SHORT TASK
Will you give the material below again, every line exactly as it is?

— Start INPUT DATA —

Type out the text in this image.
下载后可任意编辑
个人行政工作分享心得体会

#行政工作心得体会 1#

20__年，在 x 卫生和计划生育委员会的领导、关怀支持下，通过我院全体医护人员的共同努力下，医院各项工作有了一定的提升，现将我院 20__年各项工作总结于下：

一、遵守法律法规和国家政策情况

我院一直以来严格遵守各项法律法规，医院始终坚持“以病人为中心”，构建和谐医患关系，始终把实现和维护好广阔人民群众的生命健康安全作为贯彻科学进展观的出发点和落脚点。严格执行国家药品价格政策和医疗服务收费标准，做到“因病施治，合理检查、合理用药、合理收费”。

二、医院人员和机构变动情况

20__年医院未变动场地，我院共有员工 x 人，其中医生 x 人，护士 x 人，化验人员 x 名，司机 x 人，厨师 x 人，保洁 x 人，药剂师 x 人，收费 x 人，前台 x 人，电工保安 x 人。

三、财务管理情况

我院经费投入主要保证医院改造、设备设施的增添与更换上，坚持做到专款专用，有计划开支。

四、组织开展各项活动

— End INPUT DATA —

EXERCISE RESULT
Type out the text in this image.
下载后可任意编辑
个人行政工作分享心得体会

#行政工作心得体会 1#

20__年，在 x 卫生和计划生育委员会的领导、关怀支持下，通过我院全体医护人员的共同努力下，医院各项工作有了一定的提升，现将我院 20__年各项工作总结于下：

一、遵守法律法规和国家政策情况

我院一直以来严格遵守各项法律法规，医院始终坚持“以病人为中心”，构建和谐医患关系，始终把实现和维护好广阔人民群众的生命健康安全作为贯彻科学进展观的出发点和落脚点。严格执行国家药品价格政策和医疗服务收费标准，做到“因病施治，合理检查、合理用药、合理收费”。

二、医院人员和机构变动情况

20__年医院未变动场地，我院共有员工 x 人，其中医生 x 人，护士 x 人，化验人员 x 名，司机 x 人，厨师 x 人，保洁 x 人，药剂师 x 人，收费 x 人，前台 x 人，电工保安 x 人。

三、财务管理情况

我院经费投入主要保证医院改造、设备设施的增添与更换上，坚持做到专款专用，有计划开支。

四、组织开展各项活动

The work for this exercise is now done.